# [Problem]
How many of the lines here include "skargi"? Answer with a single number.

Dataset items
>> START
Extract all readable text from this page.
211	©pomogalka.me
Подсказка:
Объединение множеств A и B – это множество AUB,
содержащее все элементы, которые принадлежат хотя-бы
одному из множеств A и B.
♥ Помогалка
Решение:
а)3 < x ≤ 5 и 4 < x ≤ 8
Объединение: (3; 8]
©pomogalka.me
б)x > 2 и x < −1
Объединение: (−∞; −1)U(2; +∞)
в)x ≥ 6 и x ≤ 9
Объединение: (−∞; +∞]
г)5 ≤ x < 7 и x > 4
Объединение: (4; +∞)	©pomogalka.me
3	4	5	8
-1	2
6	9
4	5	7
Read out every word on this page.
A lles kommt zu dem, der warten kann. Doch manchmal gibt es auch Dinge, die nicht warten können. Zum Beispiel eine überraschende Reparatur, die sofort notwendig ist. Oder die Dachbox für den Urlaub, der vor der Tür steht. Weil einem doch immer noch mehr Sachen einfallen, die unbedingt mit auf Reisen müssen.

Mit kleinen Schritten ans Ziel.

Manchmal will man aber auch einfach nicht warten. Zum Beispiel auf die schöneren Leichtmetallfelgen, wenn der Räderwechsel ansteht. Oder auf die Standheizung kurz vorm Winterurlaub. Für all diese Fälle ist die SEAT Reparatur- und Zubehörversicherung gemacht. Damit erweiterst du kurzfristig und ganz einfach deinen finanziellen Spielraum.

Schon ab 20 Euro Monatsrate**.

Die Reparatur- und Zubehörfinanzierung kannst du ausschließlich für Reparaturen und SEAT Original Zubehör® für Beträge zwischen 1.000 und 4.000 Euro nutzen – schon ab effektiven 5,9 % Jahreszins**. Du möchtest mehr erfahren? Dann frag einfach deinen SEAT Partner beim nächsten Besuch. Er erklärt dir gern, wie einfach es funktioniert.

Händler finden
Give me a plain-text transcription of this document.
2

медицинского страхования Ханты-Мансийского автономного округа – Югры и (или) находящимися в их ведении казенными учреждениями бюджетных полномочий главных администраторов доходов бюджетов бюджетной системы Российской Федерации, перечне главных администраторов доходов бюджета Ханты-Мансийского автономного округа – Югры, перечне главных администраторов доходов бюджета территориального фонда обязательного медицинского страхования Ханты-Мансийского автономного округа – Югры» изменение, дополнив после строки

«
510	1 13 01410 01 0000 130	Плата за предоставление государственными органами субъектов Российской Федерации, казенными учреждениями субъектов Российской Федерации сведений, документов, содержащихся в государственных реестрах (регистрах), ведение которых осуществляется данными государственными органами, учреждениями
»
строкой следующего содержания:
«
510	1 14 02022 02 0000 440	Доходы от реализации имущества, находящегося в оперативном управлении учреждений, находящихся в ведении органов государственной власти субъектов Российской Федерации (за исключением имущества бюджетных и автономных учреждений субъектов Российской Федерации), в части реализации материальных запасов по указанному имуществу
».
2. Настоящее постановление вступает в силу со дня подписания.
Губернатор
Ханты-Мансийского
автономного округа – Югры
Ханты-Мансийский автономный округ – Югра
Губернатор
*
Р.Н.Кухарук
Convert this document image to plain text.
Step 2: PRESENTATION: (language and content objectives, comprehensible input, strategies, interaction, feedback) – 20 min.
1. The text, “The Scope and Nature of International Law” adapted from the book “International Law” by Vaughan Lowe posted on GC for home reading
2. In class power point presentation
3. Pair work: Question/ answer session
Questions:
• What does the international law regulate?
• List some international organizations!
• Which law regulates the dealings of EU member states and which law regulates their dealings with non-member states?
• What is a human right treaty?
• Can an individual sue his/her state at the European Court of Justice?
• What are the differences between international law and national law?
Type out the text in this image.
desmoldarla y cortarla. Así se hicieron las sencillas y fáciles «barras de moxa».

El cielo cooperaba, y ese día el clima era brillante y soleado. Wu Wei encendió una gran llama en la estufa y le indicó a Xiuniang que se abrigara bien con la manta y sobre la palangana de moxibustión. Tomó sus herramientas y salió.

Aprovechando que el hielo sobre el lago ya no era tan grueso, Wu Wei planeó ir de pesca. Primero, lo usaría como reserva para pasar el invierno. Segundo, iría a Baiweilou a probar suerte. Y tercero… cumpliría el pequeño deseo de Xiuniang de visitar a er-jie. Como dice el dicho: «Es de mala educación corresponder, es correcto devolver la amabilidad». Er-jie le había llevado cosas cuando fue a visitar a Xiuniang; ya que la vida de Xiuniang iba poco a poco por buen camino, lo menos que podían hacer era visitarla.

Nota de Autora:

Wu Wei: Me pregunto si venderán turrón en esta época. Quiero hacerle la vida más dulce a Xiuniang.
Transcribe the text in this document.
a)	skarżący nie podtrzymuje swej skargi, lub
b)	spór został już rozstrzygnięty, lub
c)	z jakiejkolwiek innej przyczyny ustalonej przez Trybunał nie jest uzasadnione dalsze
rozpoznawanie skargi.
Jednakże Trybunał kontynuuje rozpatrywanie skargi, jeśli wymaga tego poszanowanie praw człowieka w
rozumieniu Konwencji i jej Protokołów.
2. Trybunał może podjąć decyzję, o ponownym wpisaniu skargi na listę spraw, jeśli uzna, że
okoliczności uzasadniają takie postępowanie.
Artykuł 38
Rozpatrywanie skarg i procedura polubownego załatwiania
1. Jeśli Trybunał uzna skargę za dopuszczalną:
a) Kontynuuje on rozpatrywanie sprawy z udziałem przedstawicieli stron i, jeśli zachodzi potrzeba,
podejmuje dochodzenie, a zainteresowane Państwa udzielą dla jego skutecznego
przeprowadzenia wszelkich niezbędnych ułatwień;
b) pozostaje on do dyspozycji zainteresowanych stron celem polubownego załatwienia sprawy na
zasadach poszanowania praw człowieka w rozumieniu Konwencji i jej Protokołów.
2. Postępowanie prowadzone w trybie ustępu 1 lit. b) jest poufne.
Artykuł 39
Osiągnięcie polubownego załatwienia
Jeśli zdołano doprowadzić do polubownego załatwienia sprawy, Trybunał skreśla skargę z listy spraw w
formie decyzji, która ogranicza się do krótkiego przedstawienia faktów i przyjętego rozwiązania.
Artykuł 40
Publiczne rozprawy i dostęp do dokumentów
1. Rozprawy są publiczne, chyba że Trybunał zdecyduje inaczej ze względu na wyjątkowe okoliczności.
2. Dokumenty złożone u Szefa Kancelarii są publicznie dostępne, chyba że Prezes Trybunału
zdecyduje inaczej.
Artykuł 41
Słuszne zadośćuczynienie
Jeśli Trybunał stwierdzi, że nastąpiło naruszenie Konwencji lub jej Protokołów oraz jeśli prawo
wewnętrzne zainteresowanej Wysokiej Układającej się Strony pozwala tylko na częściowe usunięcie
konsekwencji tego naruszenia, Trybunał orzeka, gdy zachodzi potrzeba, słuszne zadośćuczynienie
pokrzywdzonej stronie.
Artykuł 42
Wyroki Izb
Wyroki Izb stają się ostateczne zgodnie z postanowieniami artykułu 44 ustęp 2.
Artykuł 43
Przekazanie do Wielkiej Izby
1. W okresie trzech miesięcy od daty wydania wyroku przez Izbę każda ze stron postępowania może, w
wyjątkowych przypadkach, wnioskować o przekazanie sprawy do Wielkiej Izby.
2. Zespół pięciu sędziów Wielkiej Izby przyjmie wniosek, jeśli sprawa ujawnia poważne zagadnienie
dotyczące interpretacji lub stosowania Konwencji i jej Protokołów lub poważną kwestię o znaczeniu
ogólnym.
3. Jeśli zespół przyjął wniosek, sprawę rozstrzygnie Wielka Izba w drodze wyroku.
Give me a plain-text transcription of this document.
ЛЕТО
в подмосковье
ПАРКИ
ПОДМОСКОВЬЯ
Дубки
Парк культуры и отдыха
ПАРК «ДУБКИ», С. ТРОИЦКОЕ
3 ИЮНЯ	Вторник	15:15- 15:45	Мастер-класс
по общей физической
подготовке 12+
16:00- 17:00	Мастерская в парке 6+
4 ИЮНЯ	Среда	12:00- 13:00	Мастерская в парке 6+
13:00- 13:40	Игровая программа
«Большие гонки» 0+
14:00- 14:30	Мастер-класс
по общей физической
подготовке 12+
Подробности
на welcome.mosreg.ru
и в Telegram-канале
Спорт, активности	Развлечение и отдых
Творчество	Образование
>> END
# [Correct response]
4